Saved data entries:
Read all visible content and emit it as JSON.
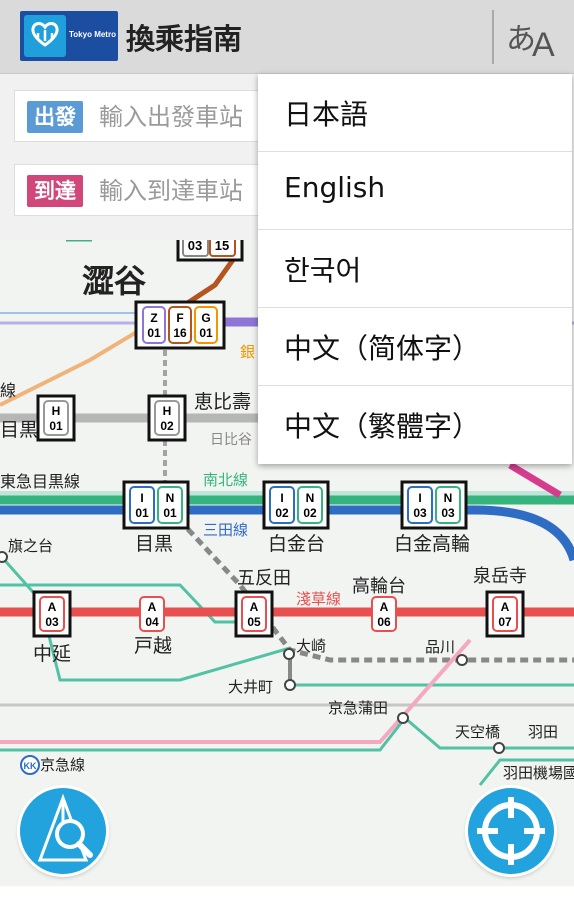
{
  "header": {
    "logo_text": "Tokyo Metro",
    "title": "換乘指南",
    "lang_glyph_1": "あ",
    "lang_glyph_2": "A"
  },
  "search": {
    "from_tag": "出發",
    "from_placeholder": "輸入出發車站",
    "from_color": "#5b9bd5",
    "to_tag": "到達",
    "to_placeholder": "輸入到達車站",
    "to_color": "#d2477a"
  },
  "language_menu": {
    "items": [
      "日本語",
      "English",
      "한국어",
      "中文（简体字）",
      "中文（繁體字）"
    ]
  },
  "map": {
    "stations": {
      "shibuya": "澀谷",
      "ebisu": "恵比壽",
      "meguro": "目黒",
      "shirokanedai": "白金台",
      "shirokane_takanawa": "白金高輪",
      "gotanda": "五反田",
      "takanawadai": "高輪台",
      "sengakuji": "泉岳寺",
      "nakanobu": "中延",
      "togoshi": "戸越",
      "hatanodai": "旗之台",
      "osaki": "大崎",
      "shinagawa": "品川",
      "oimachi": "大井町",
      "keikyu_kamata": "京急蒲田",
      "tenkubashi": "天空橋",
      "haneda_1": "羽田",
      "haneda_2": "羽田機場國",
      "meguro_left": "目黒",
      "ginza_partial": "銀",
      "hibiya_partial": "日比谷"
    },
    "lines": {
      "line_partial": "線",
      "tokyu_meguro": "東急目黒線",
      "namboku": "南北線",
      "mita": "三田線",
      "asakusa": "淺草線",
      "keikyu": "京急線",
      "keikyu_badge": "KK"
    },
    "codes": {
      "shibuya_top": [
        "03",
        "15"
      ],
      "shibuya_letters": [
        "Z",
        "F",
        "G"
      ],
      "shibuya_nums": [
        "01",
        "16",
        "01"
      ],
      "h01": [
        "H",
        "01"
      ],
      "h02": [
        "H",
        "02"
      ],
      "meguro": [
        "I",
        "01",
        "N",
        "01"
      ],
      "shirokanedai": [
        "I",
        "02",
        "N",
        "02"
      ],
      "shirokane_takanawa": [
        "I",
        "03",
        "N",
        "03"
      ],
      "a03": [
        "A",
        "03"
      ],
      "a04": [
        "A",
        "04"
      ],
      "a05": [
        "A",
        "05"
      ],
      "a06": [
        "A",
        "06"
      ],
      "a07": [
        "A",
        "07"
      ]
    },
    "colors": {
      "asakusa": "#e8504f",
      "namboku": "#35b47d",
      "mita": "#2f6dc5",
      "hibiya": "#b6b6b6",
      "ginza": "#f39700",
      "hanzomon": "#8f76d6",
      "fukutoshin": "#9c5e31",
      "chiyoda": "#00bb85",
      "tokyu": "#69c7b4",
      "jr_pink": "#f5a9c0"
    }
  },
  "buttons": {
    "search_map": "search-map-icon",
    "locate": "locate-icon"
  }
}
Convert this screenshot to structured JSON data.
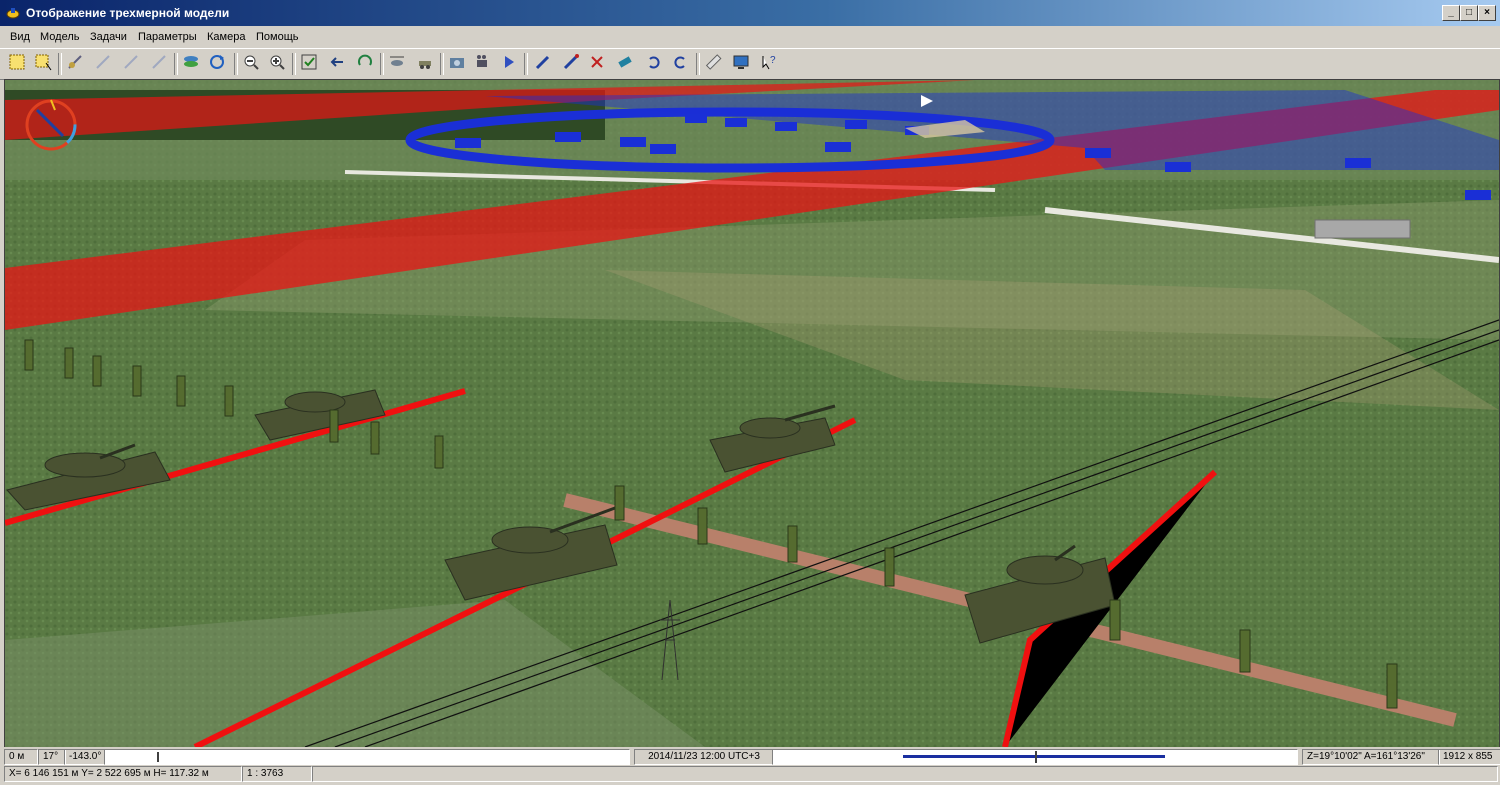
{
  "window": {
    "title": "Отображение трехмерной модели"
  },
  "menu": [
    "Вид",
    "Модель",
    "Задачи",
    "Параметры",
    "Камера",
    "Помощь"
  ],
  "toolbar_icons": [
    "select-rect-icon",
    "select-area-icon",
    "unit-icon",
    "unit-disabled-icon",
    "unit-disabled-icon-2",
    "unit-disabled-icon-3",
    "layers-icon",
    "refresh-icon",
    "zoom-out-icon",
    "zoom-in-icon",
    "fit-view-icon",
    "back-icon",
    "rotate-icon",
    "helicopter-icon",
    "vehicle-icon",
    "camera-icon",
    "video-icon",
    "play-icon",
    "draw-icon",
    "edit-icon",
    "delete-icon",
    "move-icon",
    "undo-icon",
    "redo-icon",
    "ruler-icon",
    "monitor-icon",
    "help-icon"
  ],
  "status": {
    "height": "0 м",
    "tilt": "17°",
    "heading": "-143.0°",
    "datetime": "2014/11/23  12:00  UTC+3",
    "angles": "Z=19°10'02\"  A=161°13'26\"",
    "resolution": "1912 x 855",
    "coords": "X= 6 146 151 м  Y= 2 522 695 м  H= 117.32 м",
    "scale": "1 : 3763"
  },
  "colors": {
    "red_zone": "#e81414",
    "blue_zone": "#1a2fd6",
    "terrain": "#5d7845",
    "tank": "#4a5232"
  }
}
---
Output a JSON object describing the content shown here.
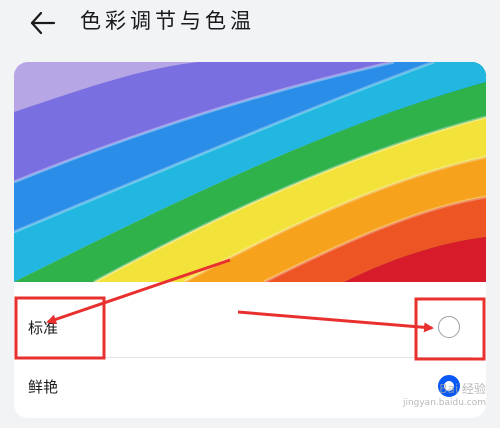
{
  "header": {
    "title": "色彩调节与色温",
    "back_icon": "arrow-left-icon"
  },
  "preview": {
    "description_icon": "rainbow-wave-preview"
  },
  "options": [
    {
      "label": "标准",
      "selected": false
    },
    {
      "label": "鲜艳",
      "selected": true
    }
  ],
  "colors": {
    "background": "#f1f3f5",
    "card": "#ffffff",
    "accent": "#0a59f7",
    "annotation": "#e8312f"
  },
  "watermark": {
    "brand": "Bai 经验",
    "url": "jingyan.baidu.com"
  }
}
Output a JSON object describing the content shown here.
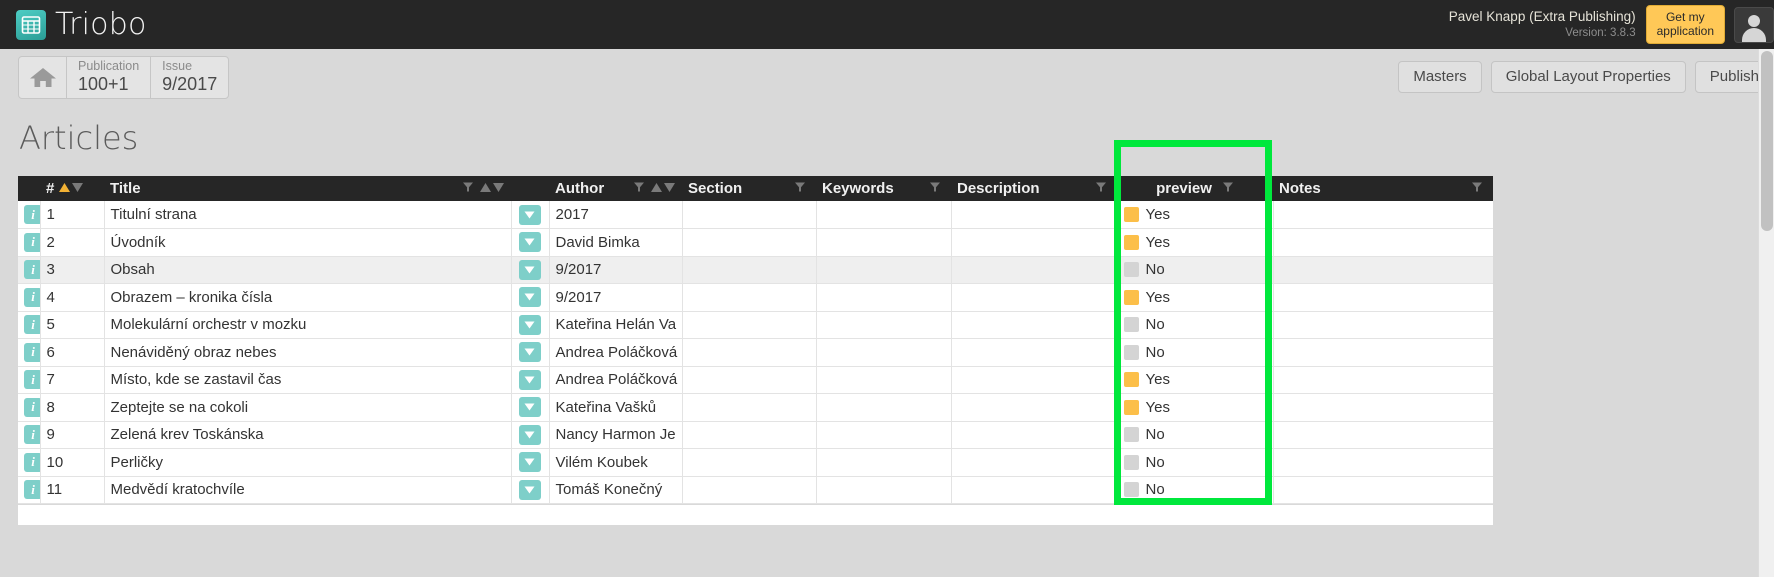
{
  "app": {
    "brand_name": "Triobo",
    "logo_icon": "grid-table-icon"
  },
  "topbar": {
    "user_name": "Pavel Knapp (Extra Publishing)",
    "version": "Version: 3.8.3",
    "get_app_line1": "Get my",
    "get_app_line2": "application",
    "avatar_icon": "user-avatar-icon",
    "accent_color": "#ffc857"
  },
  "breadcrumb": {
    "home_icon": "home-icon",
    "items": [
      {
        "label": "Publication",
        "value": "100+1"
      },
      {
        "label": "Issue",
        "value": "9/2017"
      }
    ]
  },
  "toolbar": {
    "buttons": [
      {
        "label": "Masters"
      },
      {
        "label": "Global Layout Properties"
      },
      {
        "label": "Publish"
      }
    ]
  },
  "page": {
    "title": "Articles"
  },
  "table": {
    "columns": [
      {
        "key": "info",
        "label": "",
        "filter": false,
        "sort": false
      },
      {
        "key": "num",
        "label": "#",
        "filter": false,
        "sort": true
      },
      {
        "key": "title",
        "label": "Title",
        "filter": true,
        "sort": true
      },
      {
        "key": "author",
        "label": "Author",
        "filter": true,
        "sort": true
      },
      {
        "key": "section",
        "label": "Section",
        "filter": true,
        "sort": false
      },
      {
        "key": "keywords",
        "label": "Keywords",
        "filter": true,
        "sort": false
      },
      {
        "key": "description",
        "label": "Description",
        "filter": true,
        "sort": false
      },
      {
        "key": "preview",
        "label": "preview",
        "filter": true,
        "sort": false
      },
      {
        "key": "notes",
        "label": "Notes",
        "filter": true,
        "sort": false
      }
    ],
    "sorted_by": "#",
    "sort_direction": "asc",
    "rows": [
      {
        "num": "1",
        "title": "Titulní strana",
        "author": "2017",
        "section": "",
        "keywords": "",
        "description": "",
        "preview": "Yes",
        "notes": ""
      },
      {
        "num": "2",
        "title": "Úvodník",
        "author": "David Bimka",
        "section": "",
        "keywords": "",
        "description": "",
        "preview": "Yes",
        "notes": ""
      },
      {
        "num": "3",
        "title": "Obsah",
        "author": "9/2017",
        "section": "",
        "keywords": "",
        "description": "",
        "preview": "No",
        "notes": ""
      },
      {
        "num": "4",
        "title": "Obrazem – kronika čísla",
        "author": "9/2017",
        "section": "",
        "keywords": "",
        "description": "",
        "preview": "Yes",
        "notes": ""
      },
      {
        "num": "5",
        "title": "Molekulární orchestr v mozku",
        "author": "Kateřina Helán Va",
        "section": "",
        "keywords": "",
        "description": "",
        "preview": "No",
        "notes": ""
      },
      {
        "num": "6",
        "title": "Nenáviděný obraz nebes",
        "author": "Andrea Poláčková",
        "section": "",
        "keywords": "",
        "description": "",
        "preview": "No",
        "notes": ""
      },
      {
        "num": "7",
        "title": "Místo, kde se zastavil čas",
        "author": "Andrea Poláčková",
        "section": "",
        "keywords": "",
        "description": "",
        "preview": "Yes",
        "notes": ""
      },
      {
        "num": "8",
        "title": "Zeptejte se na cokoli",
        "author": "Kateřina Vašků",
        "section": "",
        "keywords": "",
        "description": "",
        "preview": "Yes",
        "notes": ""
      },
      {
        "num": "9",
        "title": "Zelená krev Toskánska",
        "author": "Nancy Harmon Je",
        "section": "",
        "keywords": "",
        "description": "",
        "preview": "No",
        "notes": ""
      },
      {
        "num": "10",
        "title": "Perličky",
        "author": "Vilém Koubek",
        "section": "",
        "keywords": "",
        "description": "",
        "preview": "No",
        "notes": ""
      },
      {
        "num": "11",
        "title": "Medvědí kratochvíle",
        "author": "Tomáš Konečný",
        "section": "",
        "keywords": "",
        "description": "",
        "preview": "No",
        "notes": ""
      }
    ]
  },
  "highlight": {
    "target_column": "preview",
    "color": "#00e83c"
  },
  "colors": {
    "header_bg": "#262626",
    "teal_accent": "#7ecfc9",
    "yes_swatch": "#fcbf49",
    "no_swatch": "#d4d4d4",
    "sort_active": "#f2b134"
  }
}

Your instructions:
Determine how many lines include the string "unit". Give no answer but the number.

Written answer:
4